Task details: Check each line of the material below for "left". Report how many have it, with no other words.

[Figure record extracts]
::::::::

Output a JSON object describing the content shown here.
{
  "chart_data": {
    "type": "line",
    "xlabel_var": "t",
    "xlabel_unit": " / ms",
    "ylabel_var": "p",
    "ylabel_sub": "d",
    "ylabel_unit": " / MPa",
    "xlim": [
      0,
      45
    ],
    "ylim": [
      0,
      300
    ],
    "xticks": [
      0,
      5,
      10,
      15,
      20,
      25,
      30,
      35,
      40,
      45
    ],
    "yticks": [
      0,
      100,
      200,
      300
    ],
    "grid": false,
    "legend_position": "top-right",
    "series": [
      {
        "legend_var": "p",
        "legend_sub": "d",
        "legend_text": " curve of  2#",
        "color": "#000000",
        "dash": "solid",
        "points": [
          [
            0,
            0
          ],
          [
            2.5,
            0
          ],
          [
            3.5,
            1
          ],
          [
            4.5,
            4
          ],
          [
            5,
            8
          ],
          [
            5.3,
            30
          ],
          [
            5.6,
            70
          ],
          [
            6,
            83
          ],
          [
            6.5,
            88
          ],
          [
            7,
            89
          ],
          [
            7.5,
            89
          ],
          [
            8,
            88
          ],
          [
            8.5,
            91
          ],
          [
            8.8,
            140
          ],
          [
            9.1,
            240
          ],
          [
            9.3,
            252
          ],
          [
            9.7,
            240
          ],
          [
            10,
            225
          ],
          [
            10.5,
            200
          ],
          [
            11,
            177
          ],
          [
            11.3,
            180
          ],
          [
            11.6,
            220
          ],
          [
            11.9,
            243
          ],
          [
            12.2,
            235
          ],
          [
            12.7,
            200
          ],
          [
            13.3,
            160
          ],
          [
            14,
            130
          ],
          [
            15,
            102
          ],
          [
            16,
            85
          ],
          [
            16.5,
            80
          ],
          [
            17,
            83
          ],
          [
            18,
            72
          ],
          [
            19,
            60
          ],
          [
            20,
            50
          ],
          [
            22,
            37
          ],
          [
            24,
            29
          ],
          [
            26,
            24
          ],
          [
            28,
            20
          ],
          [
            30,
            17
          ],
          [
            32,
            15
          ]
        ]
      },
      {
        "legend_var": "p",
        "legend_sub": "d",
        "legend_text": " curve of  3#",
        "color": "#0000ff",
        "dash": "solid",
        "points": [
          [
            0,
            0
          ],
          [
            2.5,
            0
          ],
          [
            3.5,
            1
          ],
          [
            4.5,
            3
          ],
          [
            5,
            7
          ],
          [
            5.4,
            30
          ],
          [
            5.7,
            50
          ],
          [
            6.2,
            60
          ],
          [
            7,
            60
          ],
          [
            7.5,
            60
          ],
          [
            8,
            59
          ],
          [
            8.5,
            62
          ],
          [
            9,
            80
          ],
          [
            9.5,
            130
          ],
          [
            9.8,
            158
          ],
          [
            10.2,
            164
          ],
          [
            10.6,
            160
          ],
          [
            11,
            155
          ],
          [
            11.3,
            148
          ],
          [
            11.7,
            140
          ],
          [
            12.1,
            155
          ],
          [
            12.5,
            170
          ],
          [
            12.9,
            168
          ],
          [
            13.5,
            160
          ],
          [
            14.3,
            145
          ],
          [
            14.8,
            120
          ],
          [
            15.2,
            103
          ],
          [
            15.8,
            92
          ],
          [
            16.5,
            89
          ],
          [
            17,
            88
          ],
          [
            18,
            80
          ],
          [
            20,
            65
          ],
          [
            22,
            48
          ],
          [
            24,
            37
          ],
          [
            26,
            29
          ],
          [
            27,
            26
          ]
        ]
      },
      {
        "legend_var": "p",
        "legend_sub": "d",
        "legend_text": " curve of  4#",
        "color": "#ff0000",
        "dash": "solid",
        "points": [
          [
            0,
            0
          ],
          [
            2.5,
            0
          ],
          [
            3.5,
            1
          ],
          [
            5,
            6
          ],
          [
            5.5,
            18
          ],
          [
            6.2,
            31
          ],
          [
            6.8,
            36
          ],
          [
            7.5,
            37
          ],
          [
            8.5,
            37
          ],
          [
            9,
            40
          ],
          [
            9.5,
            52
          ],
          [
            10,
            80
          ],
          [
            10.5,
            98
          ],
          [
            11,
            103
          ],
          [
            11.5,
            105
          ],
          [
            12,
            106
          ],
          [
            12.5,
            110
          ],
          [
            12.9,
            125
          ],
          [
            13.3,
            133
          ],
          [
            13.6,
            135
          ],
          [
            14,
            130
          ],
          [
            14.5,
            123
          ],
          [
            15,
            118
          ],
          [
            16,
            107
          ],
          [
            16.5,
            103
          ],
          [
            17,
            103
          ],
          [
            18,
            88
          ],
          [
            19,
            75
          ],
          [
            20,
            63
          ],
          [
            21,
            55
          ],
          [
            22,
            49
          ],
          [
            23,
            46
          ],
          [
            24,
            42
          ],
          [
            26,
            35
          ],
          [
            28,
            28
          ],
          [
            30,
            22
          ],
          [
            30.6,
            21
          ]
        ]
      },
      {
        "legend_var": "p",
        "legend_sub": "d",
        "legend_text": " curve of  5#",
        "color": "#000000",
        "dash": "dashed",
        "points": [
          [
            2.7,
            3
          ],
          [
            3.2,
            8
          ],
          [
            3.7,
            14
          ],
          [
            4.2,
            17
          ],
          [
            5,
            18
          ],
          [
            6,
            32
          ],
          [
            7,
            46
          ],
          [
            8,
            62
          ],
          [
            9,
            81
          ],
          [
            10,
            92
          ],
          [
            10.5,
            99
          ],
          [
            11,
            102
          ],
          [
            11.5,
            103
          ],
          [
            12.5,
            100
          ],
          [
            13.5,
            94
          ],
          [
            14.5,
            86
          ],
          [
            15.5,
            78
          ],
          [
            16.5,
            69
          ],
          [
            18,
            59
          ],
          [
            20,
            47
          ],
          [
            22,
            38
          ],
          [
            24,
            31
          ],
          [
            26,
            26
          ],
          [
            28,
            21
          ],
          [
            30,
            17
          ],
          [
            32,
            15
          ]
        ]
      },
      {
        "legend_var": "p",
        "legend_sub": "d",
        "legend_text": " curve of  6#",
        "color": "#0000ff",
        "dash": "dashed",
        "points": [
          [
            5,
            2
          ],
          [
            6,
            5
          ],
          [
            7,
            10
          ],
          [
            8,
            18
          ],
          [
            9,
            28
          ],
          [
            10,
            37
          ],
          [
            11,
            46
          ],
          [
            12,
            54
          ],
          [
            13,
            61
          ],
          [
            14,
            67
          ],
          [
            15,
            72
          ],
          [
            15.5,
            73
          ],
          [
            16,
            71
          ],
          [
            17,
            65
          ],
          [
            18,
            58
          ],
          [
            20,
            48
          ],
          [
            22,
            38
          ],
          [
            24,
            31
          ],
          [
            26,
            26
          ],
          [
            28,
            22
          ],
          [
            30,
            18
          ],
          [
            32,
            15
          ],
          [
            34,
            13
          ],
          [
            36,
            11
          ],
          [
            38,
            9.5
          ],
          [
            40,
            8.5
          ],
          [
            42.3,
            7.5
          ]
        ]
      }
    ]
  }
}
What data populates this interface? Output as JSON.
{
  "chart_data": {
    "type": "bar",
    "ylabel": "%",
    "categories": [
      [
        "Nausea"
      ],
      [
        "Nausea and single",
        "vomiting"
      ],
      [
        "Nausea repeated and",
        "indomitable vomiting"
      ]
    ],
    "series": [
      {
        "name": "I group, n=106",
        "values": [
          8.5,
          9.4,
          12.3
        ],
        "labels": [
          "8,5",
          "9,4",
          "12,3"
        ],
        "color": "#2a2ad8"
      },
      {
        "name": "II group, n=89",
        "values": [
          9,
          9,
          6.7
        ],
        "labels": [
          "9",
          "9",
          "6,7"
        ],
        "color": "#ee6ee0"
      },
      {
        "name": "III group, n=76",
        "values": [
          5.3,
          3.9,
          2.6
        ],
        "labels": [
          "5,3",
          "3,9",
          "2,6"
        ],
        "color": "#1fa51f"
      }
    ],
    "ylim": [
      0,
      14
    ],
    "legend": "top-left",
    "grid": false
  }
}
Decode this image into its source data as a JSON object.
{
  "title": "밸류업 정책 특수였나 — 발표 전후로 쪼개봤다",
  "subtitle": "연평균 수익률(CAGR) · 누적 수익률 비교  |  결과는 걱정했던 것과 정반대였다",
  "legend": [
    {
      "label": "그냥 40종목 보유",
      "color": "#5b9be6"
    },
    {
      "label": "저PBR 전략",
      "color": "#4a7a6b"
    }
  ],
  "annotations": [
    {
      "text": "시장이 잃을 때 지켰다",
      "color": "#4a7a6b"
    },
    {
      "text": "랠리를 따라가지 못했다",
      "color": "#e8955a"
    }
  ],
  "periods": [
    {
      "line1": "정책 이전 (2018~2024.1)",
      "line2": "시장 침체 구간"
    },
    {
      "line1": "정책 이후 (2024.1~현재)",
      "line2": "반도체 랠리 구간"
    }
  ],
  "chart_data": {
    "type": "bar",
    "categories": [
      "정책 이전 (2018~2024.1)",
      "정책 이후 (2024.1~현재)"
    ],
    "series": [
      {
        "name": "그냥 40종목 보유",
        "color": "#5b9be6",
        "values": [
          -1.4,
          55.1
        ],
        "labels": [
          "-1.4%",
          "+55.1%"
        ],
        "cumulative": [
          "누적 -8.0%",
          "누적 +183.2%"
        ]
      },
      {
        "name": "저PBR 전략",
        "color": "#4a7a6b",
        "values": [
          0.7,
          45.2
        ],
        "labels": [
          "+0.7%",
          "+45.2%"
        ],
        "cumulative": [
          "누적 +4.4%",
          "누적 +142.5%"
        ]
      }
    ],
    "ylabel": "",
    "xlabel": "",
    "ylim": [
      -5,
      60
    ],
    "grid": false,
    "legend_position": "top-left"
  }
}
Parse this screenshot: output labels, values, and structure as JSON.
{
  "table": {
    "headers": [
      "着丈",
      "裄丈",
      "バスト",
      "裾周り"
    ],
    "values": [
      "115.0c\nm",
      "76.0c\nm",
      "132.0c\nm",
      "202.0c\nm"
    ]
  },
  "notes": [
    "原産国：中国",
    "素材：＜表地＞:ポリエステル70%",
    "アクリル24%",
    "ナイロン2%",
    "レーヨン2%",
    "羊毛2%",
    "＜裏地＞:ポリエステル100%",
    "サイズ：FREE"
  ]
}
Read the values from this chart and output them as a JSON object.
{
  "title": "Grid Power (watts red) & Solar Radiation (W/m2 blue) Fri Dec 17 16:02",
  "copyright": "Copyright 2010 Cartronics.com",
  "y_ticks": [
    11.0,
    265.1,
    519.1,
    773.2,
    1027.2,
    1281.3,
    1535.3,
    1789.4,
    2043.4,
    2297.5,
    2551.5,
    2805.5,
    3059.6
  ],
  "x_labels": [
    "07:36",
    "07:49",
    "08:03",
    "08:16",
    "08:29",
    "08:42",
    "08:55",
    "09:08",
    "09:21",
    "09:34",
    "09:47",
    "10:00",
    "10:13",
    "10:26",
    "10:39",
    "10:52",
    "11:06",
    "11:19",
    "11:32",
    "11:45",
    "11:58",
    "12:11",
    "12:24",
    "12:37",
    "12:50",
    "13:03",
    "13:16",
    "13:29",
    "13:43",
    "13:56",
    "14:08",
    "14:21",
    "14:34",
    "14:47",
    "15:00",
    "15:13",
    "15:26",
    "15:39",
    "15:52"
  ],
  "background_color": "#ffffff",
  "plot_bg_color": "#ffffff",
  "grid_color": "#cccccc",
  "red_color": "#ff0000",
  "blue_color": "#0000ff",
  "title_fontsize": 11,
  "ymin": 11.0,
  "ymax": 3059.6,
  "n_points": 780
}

::::::::

Finished answer: 2